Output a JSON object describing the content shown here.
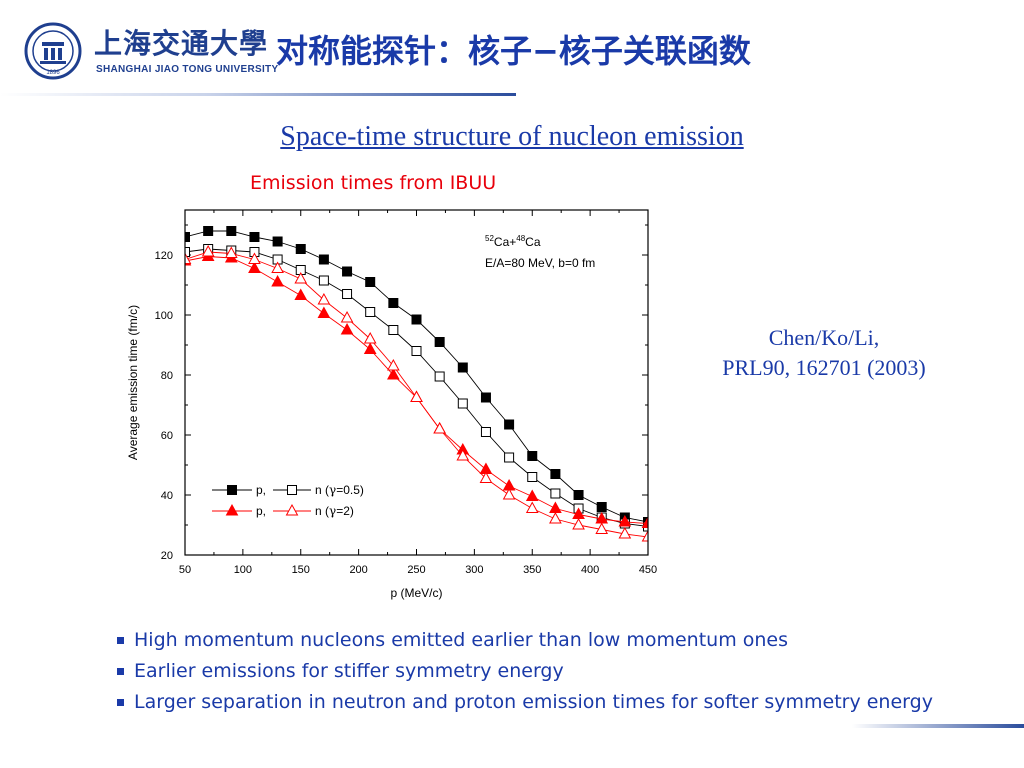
{
  "header": {
    "logo_cn": "上海交通大學",
    "logo_en": "SHANGHAI JIAO TONG UNIVERSITY",
    "logo_year": "1896",
    "title": "对称能探针：核子−核子关联函数"
  },
  "subtitle": "Space-time structure of nucleon emission",
  "chart_caption": "Emission times from IBUU",
  "citation": {
    "line1": "Chen/Ko/Li,",
    "line2": "PRL90, 162701 (2003)"
  },
  "bullets": [
    "High momentum nucleons emitted earlier than low momentum ones",
    "Earlier emissions for stiffer symmetry energy",
    "Larger separation in neutron and proton emission times for softer symmetry energy"
  ],
  "colors": {
    "title_blue": "#1a3aa8",
    "caption_red": "#e8000b",
    "series_red": "#ff0000",
    "series_black": "#000000"
  },
  "chart_data": {
    "type": "line",
    "xlabel": "p (MeV/c)",
    "ylabel": "Average emission time (fm/c)",
    "xlim": [
      50,
      450
    ],
    "ylim": [
      20,
      135
    ],
    "xticks": [
      50,
      100,
      150,
      200,
      250,
      300,
      350,
      400,
      450
    ],
    "yticks": [
      20,
      40,
      60,
      80,
      100,
      120
    ],
    "annotation": {
      "reaction_sup1": "52",
      "reaction_el1": "Ca+",
      "reaction_sup2": "48",
      "reaction_el2": "Ca",
      "line2": "E/A=80 MeV, b=0 fm"
    },
    "legend": [
      {
        "label_a": "p,",
        "label_b": "n (",
        "gamma": "γ",
        "label_c": "=0.5)"
      },
      {
        "label_a": "p,",
        "label_b": "n (",
        "gamma": "γ",
        "label_c": "=2)"
      }
    ],
    "x": [
      50,
      70,
      90,
      110,
      130,
      150,
      170,
      190,
      210,
      230,
      250,
      270,
      290,
      310,
      330,
      350,
      370,
      390,
      410,
      430,
      450
    ],
    "series": [
      {
        "particle": "p",
        "gamma": 0.5,
        "marker": "square-filled",
        "color": "#000000",
        "values": [
          126,
          128,
          128,
          126,
          124.5,
          122,
          118.5,
          114.5,
          111,
          104,
          98.5,
          91,
          82.5,
          72.5,
          63.5,
          53,
          47,
          40,
          36,
          32.5,
          31
        ]
      },
      {
        "particle": "n",
        "gamma": 0.5,
        "marker": "square-open",
        "color": "#000000",
        "values": [
          121,
          122,
          121.5,
          121,
          118.5,
          115,
          111.5,
          107,
          101,
          95,
          88,
          79.5,
          70.5,
          61,
          52.5,
          46,
          40.5,
          35.5,
          32.5,
          30.5,
          29.5
        ]
      },
      {
        "particle": "p",
        "gamma": 2,
        "marker": "triangle-filled",
        "color": "#ff0000",
        "values": [
          118,
          119.5,
          119,
          115.5,
          111,
          106.5,
          100.5,
          95,
          88.5,
          80,
          72.5,
          62,
          55,
          48.5,
          43,
          39.5,
          35.5,
          33.5,
          32,
          31,
          30.5
        ]
      },
      {
        "particle": "n",
        "gamma": 2,
        "marker": "triangle-open",
        "color": "#ff0000",
        "values": [
          118.5,
          121,
          120.5,
          118.5,
          115.5,
          112,
          105,
          99,
          92,
          83,
          72.5,
          62,
          53,
          45.5,
          40,
          35.5,
          32,
          30,
          28.5,
          27,
          26
        ]
      }
    ]
  }
}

> _Aim of the task_
Find the string "energy" in the entries above and return each line that holds it.

> _The reply_
    "Earlier emissions for stiffer symmetry energy",
    "Larger separation in neutron and proton emission times for softer symmetry energy"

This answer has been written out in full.